_Task details:_ Gather all lines in the entries that include the word "development".

_Data entries:_
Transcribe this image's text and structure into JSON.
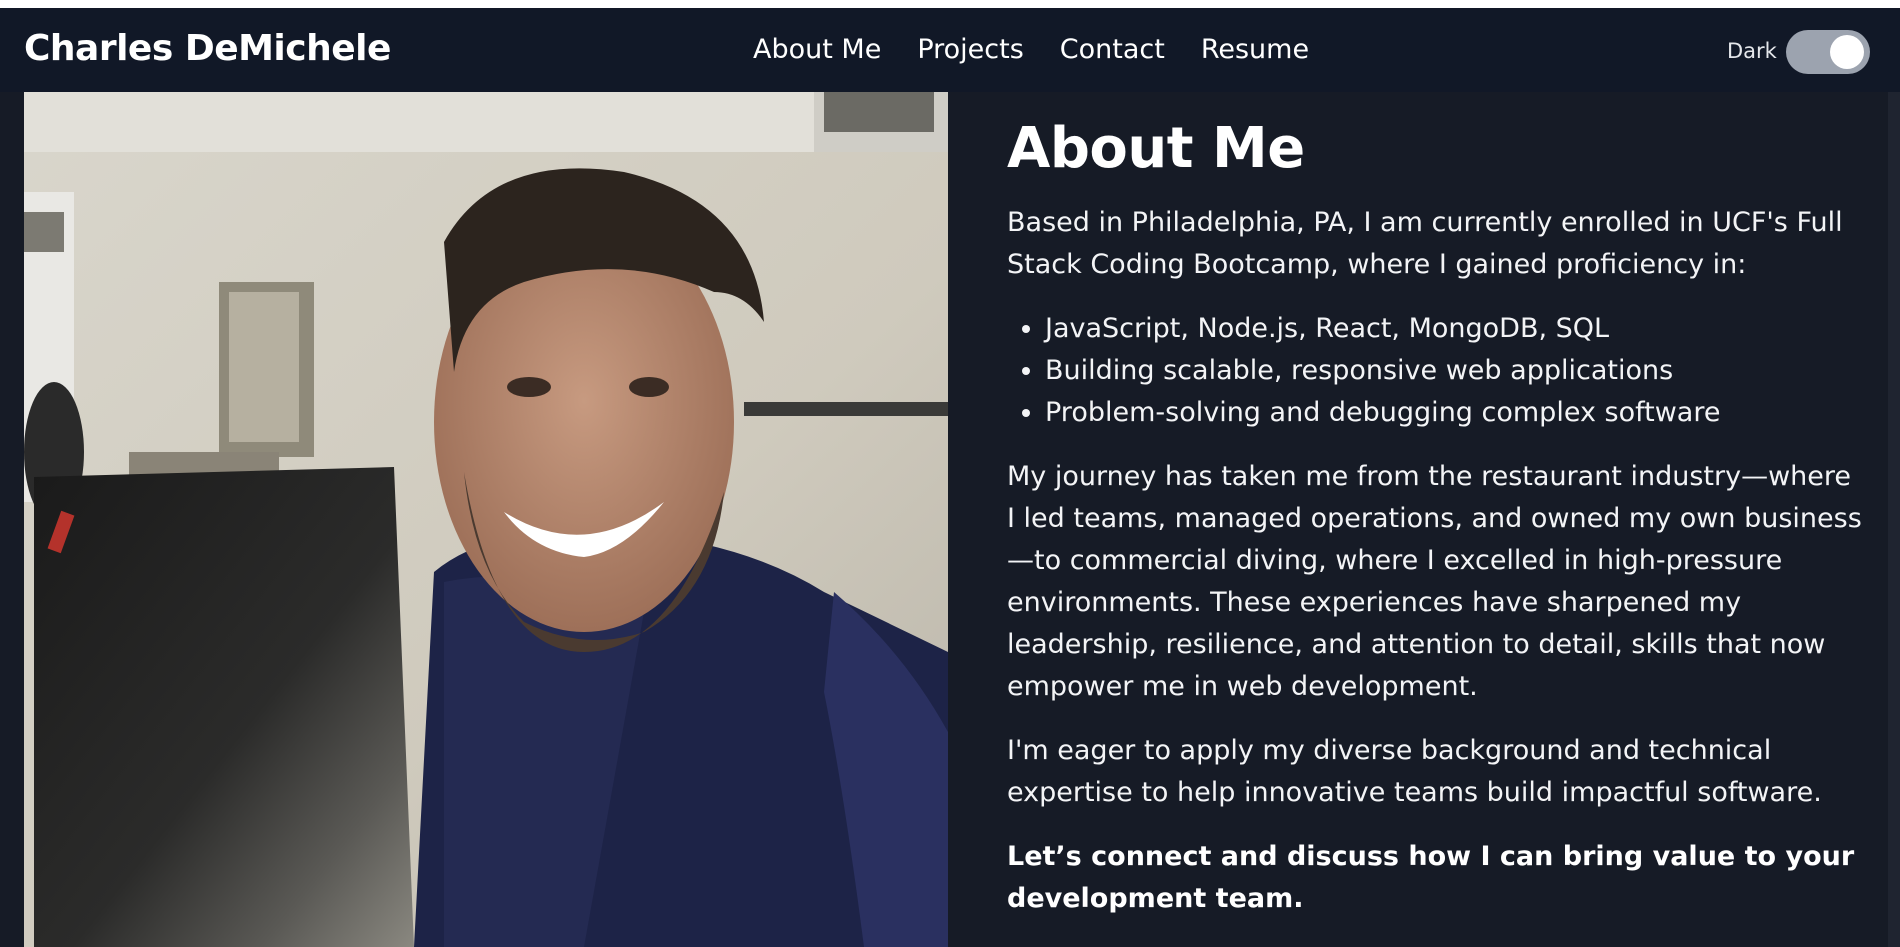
{
  "header": {
    "brand": "Charles DeMichele",
    "nav": [
      {
        "label": "About Me"
      },
      {
        "label": "Projects"
      },
      {
        "label": "Contact"
      },
      {
        "label": "Resume"
      }
    ],
    "theme_label": "Dark",
    "theme_toggle_on": true
  },
  "about": {
    "heading": "About Me",
    "intro": "Based in Philadelphia, PA, I am currently enrolled in UCF's Full Stack Coding Bootcamp, where I gained proficiency in:",
    "skills": [
      "JavaScript, Node.js, React, MongoDB, SQL",
      "Building scalable, responsive web applications",
      "Problem-solving and debugging complex software"
    ],
    "journey": "My journey has taken me from the restaurant industry—where I led teams, managed operations, and owned my own business—to commercial diving, where I excelled in high-pressure environments. These experiences have sharpened my leadership, resilience, and attention to detail, skills that now empower me in web development.",
    "eager": "I'm eager to apply my diverse background and technical expertise to help innovative teams build impactful software.",
    "cta": "Let’s connect and discuss how I can bring value to your development team."
  },
  "colors": {
    "page_bg": "#161b26",
    "navbar_bg": "#111827",
    "toggle_track": "#9ca3af",
    "text": "#ffffff"
  }
}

_Written response:_
    "journey": "My journey has taken me from the restaurant industry—where I led teams, managed operations, and owned my own business—to commercial diving, where I excelled in high-pressure environments. These experiences have sharpened my leadership, resilience, and attention to detail, skills that now empower me in web development.",
    "cta": "Let’s connect and discuss how I can bring value to your development team."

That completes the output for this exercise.